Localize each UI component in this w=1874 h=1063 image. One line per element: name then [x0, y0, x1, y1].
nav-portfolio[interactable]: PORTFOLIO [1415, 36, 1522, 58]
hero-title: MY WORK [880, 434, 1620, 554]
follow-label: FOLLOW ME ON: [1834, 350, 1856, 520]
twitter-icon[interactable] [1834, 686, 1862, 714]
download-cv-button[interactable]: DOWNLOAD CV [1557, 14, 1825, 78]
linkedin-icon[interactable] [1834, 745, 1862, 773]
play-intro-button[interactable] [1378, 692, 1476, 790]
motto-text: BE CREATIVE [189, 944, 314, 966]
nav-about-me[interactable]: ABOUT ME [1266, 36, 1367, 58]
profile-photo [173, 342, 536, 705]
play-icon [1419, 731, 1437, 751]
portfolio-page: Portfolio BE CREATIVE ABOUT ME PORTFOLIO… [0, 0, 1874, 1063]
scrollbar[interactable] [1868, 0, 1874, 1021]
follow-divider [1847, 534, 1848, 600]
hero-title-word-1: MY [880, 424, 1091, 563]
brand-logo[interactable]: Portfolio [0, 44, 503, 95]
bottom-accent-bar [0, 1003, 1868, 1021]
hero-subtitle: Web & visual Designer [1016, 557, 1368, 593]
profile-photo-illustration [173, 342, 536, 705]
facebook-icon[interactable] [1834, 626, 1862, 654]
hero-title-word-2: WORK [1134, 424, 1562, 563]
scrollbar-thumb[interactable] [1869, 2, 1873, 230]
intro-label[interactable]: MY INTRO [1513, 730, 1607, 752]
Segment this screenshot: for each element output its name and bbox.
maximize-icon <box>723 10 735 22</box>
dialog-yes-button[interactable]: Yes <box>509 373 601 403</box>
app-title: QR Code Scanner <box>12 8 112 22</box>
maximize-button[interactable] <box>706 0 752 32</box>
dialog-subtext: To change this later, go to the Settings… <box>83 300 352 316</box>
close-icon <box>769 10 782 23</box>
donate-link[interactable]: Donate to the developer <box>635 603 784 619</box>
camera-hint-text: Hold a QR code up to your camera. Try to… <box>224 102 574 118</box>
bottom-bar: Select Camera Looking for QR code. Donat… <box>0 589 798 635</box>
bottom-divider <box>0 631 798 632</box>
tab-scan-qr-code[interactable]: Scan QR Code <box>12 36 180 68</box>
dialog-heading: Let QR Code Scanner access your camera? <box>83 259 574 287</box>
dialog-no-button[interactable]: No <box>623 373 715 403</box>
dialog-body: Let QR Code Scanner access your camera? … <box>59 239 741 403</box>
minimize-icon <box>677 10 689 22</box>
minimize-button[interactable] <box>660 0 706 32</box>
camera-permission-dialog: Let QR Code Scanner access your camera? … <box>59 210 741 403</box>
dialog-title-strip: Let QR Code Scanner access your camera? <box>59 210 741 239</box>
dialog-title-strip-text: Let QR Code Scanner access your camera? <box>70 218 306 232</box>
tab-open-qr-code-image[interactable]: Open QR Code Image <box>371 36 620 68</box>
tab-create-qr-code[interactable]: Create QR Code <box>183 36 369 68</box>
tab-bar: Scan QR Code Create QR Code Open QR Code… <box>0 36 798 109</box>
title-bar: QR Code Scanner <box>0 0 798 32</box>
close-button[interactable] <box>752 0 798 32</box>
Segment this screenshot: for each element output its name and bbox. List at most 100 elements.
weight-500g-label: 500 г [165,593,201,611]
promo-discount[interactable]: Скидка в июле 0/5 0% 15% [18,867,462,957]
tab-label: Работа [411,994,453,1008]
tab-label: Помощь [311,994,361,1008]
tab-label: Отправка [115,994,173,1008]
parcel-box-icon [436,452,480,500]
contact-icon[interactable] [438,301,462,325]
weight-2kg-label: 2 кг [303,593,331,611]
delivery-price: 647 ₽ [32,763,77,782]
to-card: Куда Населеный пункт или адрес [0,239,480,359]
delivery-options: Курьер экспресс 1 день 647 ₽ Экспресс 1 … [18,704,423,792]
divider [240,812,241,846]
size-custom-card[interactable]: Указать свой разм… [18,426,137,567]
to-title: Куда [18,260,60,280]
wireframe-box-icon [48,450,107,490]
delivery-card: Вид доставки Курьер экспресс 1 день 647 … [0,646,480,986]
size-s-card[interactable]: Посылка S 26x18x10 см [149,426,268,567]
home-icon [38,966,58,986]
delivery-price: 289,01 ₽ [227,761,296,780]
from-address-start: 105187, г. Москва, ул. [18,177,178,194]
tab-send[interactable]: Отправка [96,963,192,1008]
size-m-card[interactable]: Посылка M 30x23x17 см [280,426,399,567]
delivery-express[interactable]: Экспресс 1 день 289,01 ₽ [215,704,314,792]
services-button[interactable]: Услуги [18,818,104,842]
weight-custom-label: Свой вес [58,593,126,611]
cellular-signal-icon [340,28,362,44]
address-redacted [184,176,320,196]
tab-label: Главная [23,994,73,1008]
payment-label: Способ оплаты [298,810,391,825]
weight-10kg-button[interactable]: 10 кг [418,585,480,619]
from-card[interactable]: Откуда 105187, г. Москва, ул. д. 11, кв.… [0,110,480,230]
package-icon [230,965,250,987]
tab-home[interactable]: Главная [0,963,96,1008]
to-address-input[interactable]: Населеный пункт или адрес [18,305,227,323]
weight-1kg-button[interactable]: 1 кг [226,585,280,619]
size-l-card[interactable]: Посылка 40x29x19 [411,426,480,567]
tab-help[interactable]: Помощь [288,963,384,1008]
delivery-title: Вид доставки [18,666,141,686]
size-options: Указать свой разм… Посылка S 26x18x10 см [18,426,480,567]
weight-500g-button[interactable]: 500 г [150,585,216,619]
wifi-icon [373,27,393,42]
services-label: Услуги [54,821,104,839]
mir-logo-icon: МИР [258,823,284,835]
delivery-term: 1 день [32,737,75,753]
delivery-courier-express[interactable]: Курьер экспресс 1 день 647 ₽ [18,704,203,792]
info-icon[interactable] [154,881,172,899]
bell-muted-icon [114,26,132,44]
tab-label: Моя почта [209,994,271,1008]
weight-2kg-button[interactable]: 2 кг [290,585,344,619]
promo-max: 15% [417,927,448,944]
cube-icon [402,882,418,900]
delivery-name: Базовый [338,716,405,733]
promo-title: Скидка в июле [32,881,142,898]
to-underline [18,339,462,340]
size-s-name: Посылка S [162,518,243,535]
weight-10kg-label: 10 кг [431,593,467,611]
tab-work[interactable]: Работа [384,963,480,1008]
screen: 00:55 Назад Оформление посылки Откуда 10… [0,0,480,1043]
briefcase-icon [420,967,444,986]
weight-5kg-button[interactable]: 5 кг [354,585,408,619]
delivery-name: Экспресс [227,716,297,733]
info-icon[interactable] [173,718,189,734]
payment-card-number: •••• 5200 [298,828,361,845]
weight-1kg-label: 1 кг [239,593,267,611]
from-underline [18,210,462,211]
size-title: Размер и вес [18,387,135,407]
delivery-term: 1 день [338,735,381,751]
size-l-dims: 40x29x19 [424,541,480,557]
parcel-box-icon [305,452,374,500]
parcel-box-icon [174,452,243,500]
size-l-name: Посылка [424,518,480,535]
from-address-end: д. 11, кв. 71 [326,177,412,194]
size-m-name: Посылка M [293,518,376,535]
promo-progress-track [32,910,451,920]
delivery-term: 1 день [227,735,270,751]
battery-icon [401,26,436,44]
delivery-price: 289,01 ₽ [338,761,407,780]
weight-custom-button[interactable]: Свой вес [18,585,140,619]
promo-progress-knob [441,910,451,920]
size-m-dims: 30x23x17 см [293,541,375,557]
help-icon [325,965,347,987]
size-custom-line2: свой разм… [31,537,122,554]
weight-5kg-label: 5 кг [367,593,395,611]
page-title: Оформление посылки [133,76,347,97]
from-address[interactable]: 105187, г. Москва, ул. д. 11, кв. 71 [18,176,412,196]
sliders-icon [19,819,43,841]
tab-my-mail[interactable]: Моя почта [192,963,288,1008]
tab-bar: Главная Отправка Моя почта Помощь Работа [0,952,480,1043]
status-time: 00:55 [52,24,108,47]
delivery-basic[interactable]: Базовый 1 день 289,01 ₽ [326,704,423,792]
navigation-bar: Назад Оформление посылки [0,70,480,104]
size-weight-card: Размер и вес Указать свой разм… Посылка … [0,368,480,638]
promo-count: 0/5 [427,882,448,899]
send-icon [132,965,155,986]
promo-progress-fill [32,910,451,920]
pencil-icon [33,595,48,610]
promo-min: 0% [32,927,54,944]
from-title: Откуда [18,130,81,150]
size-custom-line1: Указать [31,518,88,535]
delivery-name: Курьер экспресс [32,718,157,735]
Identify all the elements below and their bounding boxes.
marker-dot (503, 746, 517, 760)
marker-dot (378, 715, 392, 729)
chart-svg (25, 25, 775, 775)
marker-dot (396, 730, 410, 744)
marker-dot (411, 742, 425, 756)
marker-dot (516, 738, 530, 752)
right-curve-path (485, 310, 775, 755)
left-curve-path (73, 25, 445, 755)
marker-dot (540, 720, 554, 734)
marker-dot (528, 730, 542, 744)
#####
▶ **REQUIRED TASK**: Rewrite the lines from the first one up to and including the line with "profile-photo [173, 342, 536, 705]", replacing "DOWNLOAD CV" with "GET RESUME" and leaving everything else unchanged.

▶ **TASK ANSWER**:
Localize each UI component in this w=1874 h=1063 image. One line per element: name then [x0, y0, x1, y1].
nav-portfolio[interactable]: PORTFOLIO [1415, 36, 1522, 58]
hero-title: MY WORK [880, 434, 1620, 554]
follow-label: FOLLOW ME ON: [1834, 350, 1856, 520]
twitter-icon[interactable] [1834, 686, 1862, 714]
download-cv-button[interactable]: GET RESUME [1557, 14, 1825, 78]
linkedin-icon[interactable] [1834, 745, 1862, 773]
play-intro-button[interactable] [1378, 692, 1476, 790]
motto-text: BE CREATIVE [189, 944, 314, 966]
nav-about-me[interactable]: ABOUT ME [1266, 36, 1367, 58]
profile-photo [173, 342, 536, 705]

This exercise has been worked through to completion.